[Dataset items]
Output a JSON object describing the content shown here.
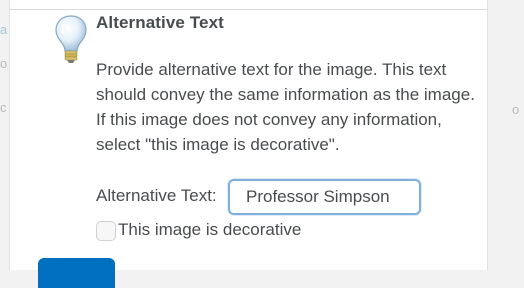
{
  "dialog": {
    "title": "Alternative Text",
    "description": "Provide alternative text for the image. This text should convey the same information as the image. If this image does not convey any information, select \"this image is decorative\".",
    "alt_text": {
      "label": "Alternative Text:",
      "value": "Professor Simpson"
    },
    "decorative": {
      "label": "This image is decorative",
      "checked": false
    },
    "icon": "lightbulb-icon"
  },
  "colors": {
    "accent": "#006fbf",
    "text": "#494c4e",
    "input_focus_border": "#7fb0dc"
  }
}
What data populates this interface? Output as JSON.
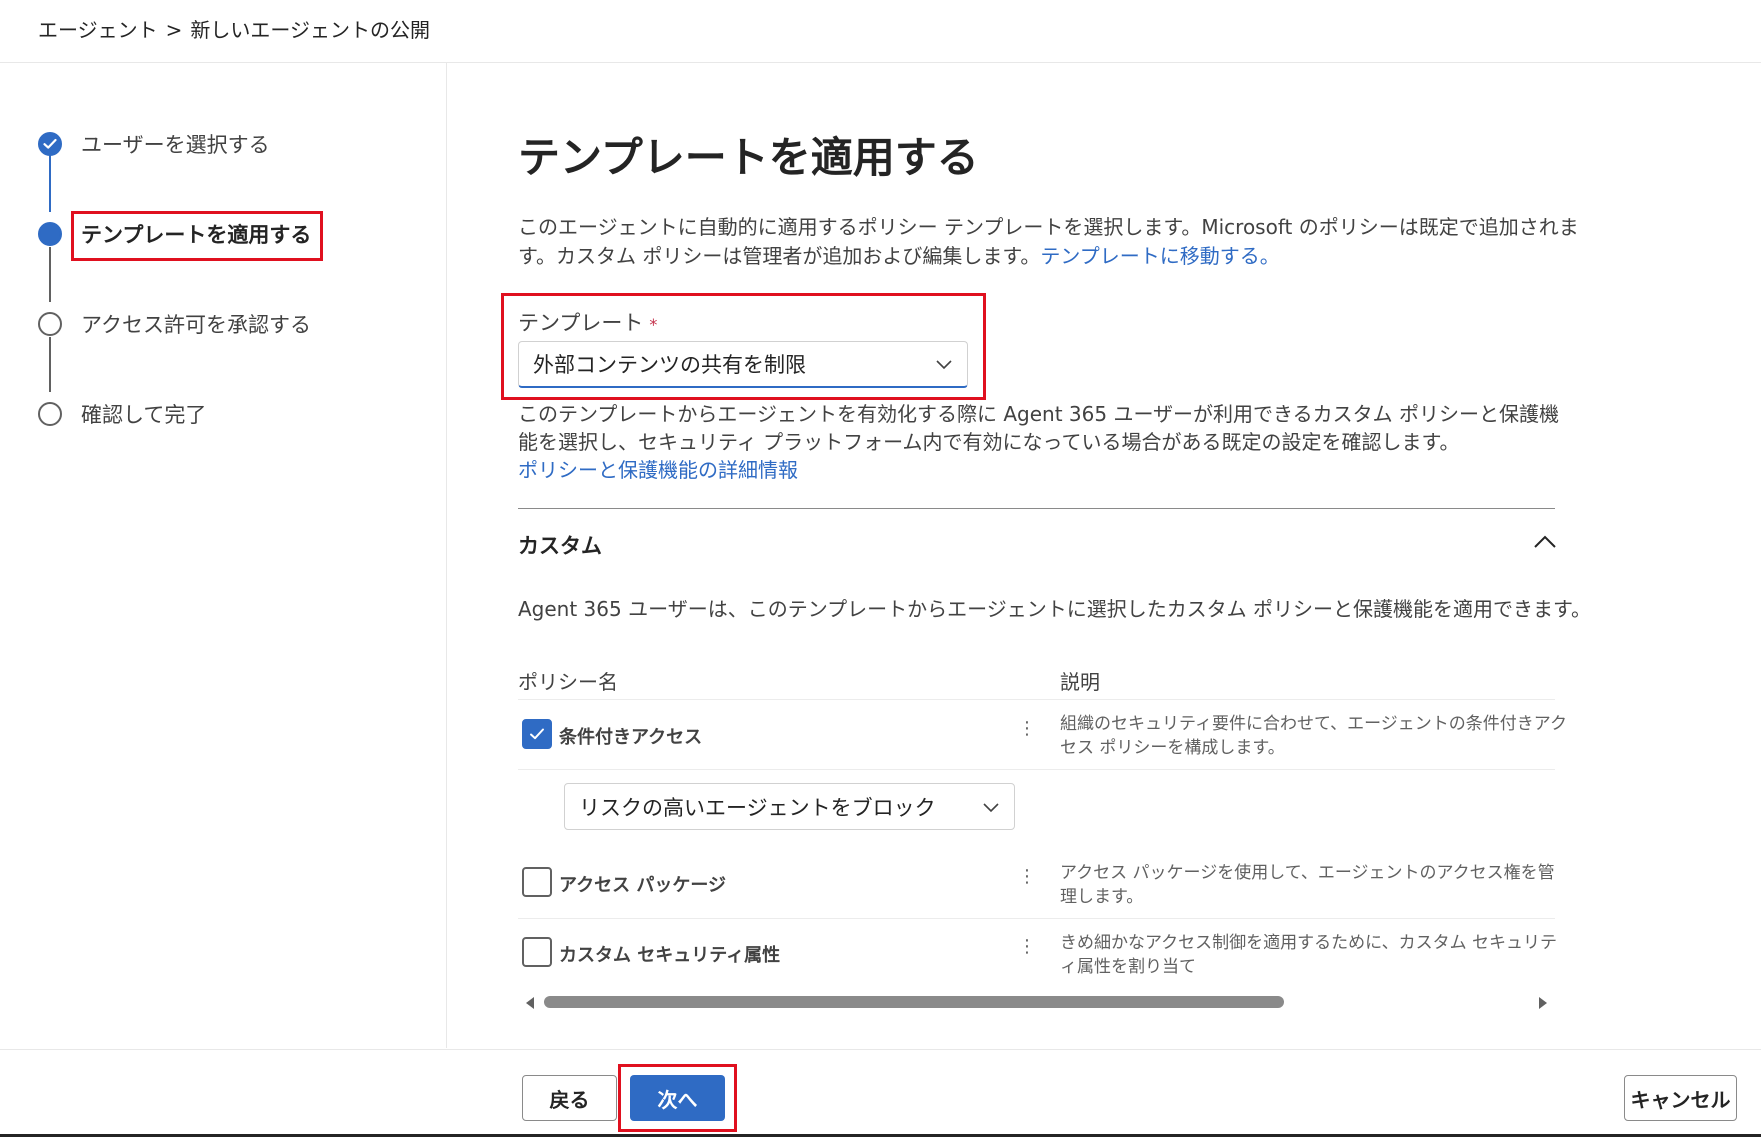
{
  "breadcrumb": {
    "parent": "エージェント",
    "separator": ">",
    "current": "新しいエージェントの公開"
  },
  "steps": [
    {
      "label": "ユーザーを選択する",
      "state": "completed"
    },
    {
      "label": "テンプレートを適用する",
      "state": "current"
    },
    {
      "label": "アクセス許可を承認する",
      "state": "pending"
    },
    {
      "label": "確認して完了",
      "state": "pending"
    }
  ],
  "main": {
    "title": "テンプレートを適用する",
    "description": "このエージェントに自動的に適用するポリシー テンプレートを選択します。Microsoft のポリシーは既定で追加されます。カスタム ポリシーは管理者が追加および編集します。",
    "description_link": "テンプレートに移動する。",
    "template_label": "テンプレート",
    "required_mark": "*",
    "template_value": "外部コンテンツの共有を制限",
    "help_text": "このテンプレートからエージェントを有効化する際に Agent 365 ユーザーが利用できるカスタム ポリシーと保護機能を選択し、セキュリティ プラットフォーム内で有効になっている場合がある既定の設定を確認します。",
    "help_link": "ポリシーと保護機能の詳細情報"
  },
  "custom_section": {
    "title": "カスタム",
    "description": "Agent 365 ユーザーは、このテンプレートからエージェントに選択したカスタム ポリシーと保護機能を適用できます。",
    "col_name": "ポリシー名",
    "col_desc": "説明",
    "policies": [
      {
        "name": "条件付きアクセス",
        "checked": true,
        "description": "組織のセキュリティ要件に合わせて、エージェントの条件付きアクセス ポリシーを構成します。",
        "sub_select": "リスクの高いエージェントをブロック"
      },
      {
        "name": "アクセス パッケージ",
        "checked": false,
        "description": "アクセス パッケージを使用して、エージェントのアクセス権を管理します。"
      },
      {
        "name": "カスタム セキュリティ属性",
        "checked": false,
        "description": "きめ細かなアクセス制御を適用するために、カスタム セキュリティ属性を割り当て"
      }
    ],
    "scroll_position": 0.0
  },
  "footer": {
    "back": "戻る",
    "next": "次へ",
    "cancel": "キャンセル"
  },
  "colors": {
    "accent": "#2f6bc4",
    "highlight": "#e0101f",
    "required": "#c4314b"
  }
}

# [WHAT IS EXPECTED]
Print the entries above exactly, taking out only the pictures.

# [CORRECT RESULT]
Output a JSON object describing the content shown here.
{
  "dialog": {
    "title": "Alternative Text",
    "description": "Provide alternative text for the image. This text should convey the same information as the image. If this image does not convey any information, select \"this image is decorative\".",
    "alt_text": {
      "label": "Alternative Text:",
      "value": "Professor Simpson"
    },
    "decorative": {
      "label": "This image is decorative",
      "checked": false
    },
    "icon": "lightbulb-icon"
  },
  "colors": {
    "accent": "#006fbf",
    "text": "#494c4e",
    "input_focus_border": "#7fb0dc"
  }
}
What data populates this interface? Output as JSON.
{
  "breadcrumb": {
    "parent": "エージェント",
    "separator": ">",
    "current": "新しいエージェントの公開"
  },
  "steps": [
    {
      "label": "ユーザーを選択する",
      "state": "completed"
    },
    {
      "label": "テンプレートを適用する",
      "state": "current"
    },
    {
      "label": "アクセス許可を承認する",
      "state": "pending"
    },
    {
      "label": "確認して完了",
      "state": "pending"
    }
  ],
  "main": {
    "title": "テンプレートを適用する",
    "description": "このエージェントに自動的に適用するポリシー テンプレートを選択します。Microsoft のポリシーは既定で追加されます。カスタム ポリシーは管理者が追加および編集します。",
    "description_link": "テンプレートに移動する。",
    "template_label": "テンプレート",
    "required_mark": "*",
    "template_value": "外部コンテンツの共有を制限",
    "help_text": "このテンプレートからエージェントを有効化する際に Agent 365 ユーザーが利用できるカスタム ポリシーと保護機能を選択し、セキュリティ プラットフォーム内で有効になっている場合がある既定の設定を確認します。",
    "help_link": "ポリシーと保護機能の詳細情報"
  },
  "custom_section": {
    "title": "カスタム",
    "description": "Agent 365 ユーザーは、このテンプレートからエージェントに選択したカスタム ポリシーと保護機能を適用できます。",
    "col_name": "ポリシー名",
    "col_desc": "説明",
    "policies": [
      {
        "name": "条件付きアクセス",
        "checked": true,
        "description": "組織のセキュリティ要件に合わせて、エージェントの条件付きアクセス ポリシーを構成します。",
        "sub_select": "リスクの高いエージェントをブロック"
      },
      {
        "name": "アクセス パッケージ",
        "checked": false,
        "description": "アクセス パッケージを使用して、エージェントのアクセス権を管理します。"
      },
      {
        "name": "カスタム セキュリティ属性",
        "checked": false,
        "description": "きめ細かなアクセス制御を適用するために、カスタム セキュリティ属性を割り当て"
      }
    ],
    "scroll_position": 0.0
  },
  "footer": {
    "back": "戻る",
    "next": "次へ",
    "cancel": "キャンセル"
  },
  "colors": {
    "accent": "#2f6bc4",
    "highlight": "#e0101f",
    "required": "#c4314b"
  }
}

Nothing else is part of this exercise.